# START OF INFORMATION SUPPLIED

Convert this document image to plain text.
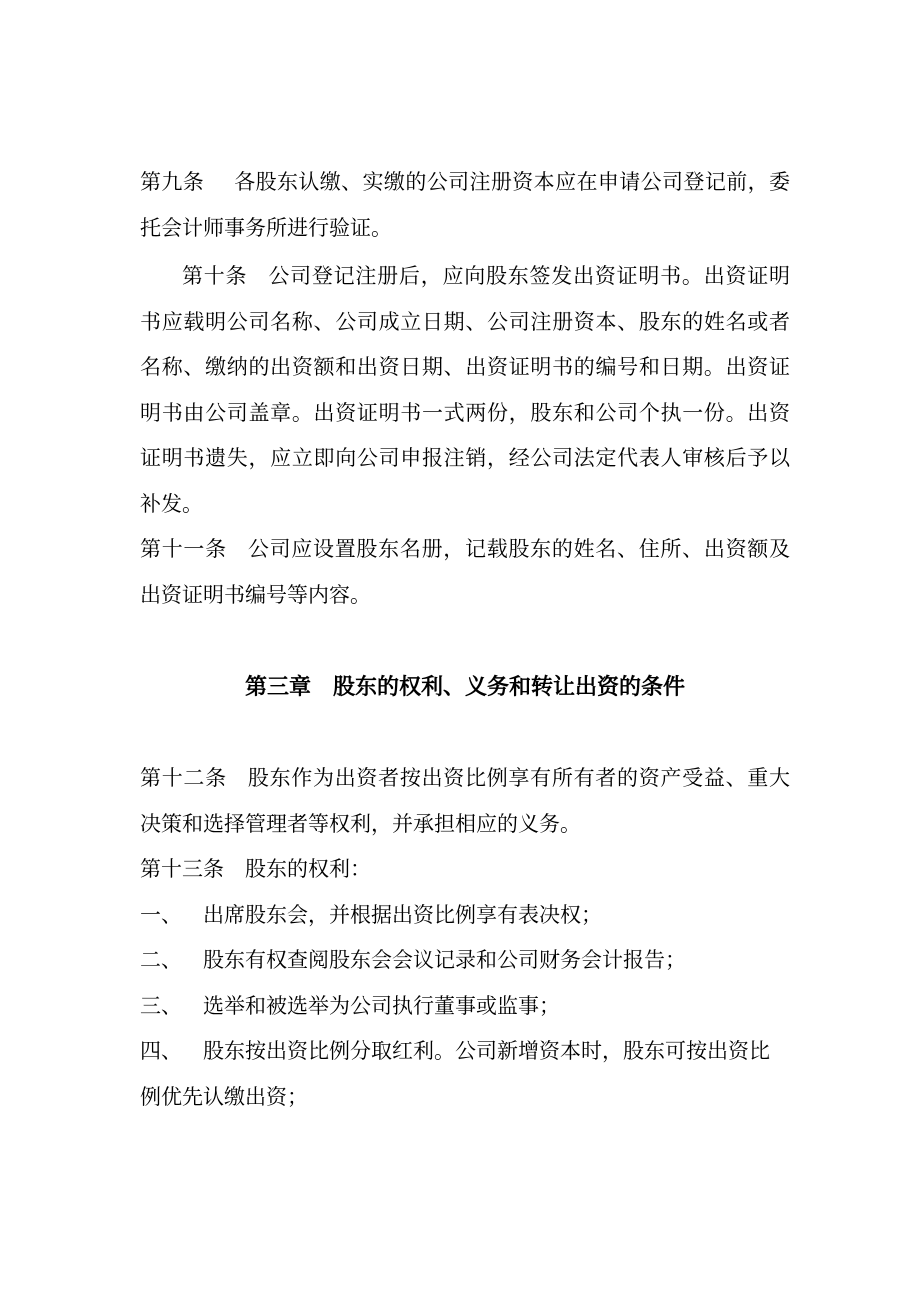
第九条 各股东认缴、实缴的公司注册资本应在申请公司登记前，委托会计师事务所进行验证。

第十条 公司登记注册后，应向股东签发出资证明书。出资证明书应载明公司名称、公司成立日期、公司注册资本、股东的姓名或者名称、缴纳的出资额和出资日期、出资证明书的编号和日期。出资证明书由公司盖章。出资证明书一式两份，股东和公司个执一份。出资证明书遗失，应立即向公司申报注销，经公司法定代表人审核后予以补发。

第十一条 公司应设置股东名册，记载股东的姓名、住所、出资额及出资证明书编号等内容。

第三章　股东的权利、义务和转让出资的条件

第十二条 股东作为出资者按出资比例享有所有者的资产受益、重大决策和选择管理者等权利，并承担相应的义务。

第十三条 股东的权利：

一、	出席股东会，并根据出资比例享有表决权；
二、	股东有权查阅股东会会议记录和公司财务会计报告；
三、	选举和被选举为公司执行董事或监事；
四、 股东按出资比例分取红利。公司新增资本时，股东可按出资比例优先认缴出资；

# END OF INFORMATION SUPPLIED

▸ DIRECTION
Omit all pictures while transcribing the entries verbatim.

▸ ANSWER FOR THIS EXERCISE
Convert this document image to plain text.
第九条 各股东认缴、实缴的公司注册资本应在申请公司登记前，委托会计师事务所进行验证。

第十条 公司登记注册后，应向股东签发出资证明书。出资证明书应载明公司名称、公司成立日期、公司注册资本、股东的姓名或者名称、缴纳的出资额和出资日期、出资证明书的编号和日期。出资证明书由公司盖章。出资证明书一式两份，股东和公司个执一份。出资证明书遗失，应立即向公司申报注销，经公司法定代表人审核后予以补发。

第十一条 公司应设置股东名册，记载股东的姓名、住所、出资额及出资证明书编号等内容。

第三章　股东的权利、义务和转让出资的条件

第十二条 股东作为出资者按出资比例享有所有者的资产受益、重大决策和选择管理者等权利，并承担相应的义务。

第十三条 股东的权利：

一、	出席股东会，并根据出资比例享有表决权；
二、	股东有权查阅股东会会议记录和公司财务会计报告；
三、	选举和被选举为公司执行董事或监事；
四、 股东按出资比例分取红利。公司新增资本时，股东可按出资比例优先认缴出资；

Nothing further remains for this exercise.